■ **Work to do**: The records should be written out in full, with nothing altered.

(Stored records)
....

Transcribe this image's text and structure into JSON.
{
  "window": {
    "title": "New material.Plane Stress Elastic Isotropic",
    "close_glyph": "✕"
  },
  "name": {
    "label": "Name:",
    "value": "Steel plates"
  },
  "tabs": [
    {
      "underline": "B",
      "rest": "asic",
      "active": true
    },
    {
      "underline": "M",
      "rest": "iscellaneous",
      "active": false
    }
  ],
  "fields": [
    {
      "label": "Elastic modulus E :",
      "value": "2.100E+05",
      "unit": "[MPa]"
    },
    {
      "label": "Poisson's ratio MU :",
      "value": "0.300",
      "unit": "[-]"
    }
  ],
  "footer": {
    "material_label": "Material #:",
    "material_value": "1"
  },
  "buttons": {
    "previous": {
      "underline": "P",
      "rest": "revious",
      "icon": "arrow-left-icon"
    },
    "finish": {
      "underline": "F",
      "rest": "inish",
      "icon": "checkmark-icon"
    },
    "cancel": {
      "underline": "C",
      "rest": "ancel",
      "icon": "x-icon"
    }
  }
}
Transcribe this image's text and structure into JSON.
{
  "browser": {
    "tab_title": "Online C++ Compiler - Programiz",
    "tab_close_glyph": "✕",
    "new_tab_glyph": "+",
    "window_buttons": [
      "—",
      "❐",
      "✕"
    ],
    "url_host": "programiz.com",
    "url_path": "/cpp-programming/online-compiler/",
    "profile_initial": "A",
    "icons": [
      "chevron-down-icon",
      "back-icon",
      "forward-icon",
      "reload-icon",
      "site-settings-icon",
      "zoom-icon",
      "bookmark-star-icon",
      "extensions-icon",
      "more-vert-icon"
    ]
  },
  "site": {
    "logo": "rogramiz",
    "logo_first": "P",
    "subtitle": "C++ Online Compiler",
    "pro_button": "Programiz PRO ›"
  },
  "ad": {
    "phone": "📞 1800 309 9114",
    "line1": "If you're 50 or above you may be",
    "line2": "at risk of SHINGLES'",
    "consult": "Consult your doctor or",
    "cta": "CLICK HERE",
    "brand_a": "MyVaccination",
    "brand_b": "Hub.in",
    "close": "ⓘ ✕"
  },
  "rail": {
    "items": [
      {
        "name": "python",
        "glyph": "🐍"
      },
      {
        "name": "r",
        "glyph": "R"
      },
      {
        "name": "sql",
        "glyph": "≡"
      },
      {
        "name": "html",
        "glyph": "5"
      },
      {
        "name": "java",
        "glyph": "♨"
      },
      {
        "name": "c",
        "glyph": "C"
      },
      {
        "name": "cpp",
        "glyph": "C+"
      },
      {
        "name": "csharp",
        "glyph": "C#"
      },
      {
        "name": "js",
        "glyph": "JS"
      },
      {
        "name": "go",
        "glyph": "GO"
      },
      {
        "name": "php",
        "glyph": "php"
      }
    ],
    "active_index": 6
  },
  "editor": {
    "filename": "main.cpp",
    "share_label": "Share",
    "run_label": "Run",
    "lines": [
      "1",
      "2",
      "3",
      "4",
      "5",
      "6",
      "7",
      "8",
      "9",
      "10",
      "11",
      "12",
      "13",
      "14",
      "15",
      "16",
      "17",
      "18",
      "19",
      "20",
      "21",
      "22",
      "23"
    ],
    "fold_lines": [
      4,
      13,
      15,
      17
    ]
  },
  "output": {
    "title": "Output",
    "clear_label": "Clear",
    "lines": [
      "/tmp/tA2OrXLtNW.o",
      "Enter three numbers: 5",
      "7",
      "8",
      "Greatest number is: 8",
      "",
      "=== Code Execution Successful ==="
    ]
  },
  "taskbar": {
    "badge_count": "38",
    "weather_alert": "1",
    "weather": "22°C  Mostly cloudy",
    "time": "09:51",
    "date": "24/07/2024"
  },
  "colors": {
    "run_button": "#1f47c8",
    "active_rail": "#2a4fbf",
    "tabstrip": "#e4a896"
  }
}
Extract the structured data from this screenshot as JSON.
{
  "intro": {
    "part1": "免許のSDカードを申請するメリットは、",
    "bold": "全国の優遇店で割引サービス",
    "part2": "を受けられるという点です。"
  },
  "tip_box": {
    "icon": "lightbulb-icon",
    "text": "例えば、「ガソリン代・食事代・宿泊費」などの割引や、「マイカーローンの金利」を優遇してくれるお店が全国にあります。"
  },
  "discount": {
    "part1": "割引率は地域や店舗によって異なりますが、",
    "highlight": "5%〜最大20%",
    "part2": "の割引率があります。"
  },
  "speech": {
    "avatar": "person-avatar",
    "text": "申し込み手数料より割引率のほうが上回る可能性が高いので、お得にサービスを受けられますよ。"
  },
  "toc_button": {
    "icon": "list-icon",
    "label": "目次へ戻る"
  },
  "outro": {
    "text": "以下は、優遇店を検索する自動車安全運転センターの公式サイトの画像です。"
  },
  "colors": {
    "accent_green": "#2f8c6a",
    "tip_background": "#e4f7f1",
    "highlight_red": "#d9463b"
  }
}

....

■ **Problem solution**:
Transcribe this image's text and structure into JSON.
{
  "window": {
    "title": "New material.Plane Stress Elastic Isotropic",
    "close_glyph": "✕"
  },
  "name": {
    "label": "Name:",
    "value": "Steel plates"
  },
  "tabs": [
    {
      "underline": "B",
      "rest": "asic",
      "active": true
    },
    {
      "underline": "M",
      "rest": "iscellaneous",
      "active": false
    }
  ],
  "fields": [
    {
      "label": "Elastic modulus E :",
      "value": "2.100E+05",
      "unit": "[MPa]"
    },
    {
      "label": "Poisson's ratio MU :",
      "value": "0.300",
      "unit": "[-]"
    }
  ],
  "footer": {
    "material_label": "Material #:",
    "material_value": "1"
  },
  "buttons": {
    "previous": {
      "underline": "P",
      "rest": "revious",
      "icon": "arrow-left-icon"
    },
    "finish": {
      "underline": "F",
      "rest": "inish",
      "icon": "checkmark-icon"
    },
    "cancel": {
      "underline": "C",
      "rest": "ancel",
      "icon": "x-icon"
    }
  }
}
Transcribe this image's text and structure into JSON.
{
  "browser": {
    "tab_title": "Online C++ Compiler - Programiz",
    "tab_close_glyph": "✕",
    "new_tab_glyph": "+",
    "window_buttons": [
      "—",
      "❐",
      "✕"
    ],
    "url_host": "programiz.com",
    "url_path": "/cpp-programming/online-compiler/",
    "profile_initial": "A",
    "icons": [
      "chevron-down-icon",
      "back-icon",
      "forward-icon",
      "reload-icon",
      "site-settings-icon",
      "zoom-icon",
      "bookmark-star-icon",
      "extensions-icon",
      "more-vert-icon"
    ]
  },
  "site": {
    "logo": "rogramiz",
    "logo_first": "P",
    "subtitle": "C++ Online Compiler",
    "pro_button": "Programiz PRO ›"
  },
  "ad": {
    "phone": "📞 1800 309 9114",
    "line1": "If you're 50 or above you may be",
    "line2": "at risk of SHINGLES'",
    "consult": "Consult your doctor or",
    "cta": "CLICK HERE",
    "brand_a": "MyVaccination",
    "brand_b": "Hub.in",
    "close": "ⓘ ✕"
  },
  "rail": {
    "items": [
      {
        "name": "python",
        "glyph": "🐍"
      },
      {
        "name": "r",
        "glyph": "R"
      },
      {
        "name": "sql",
        "glyph": "≡"
      },
      {
        "name": "html",
        "glyph": "5"
      },
      {
        "name": "java",
        "glyph": "♨"
      },
      {
        "name": "c",
        "glyph": "C"
      },
      {
        "name": "cpp",
        "glyph": "C+"
      },
      {
        "name": "csharp",
        "glyph": "C#"
      },
      {
        "name": "js",
        "glyph": "JS"
      },
      {
        "name": "go",
        "glyph": "GO"
      },
      {
        "name": "php",
        "glyph": "php"
      }
    ],
    "active_index": 6
  },
  "editor": {
    "filename": "main.cpp",
    "share_label": "Share",
    "run_label": "Run",
    "lines": [
      "1",
      "2",
      "3",
      "4",
      "5",
      "6",
      "7",
      "8",
      "9",
      "10",
      "11",
      "12",
      "13",
      "14",
      "15",
      "16",
      "17",
      "18",
      "19",
      "20",
      "21",
      "22",
      "23"
    ],
    "fold_lines": [
      4,
      13,
      15,
      17
    ]
  },
  "output": {
    "title": "Output",
    "clear_label": "Clear",
    "lines": [
      "/tmp/tA2OrXLtNW.o",
      "Enter three numbers: 5",
      "7",
      "8",
      "Greatest number is: 8",
      "",
      "=== Code Execution Successful ==="
    ]
  },
  "taskbar": {
    "badge_count": "38",
    "weather_alert": "1",
    "weather": "22°C  Mostly cloudy",
    "time": "09:51",
    "date": "24/07/2024"
  },
  "colors": {
    "run_button": "#1f47c8",
    "active_rail": "#2a4fbf",
    "tabstrip": "#e4a896"
  }
}
Extract the structured data from this screenshot as JSON.
{
  "intro": {
    "part1": "免許のSDカードを申請するメリットは、",
    "bold": "全国の優遇店で割引サービス",
    "part2": "を受けられるという点です。"
  },
  "tip_box": {
    "icon": "lightbulb-icon",
    "text": "例えば、「ガソリン代・食事代・宿泊費」などの割引や、「マイカーローンの金利」を優遇してくれるお店が全国にあります。"
  },
  "discount": {
    "part1": "割引率は地域や店舗によって異なりますが、",
    "highlight": "5%〜最大20%",
    "part2": "の割引率があります。"
  },
  "speech": {
    "avatar": "person-avatar",
    "text": "申し込み手数料より割引率のほうが上回る可能性が高いので、お得にサービスを受けられますよ。"
  },
  "toc_button": {
    "icon": "list-icon",
    "label": "目次へ戻る"
  },
  "outro": {
    "text": "以下は、優遇店を検索する自動車安全運転センターの公式サイトの画像です。"
  },
  "colors": {
    "accent_green": "#2f8c6a",
    "tip_background": "#e4f7f1",
    "highlight_red": "#d9463b"
  }
}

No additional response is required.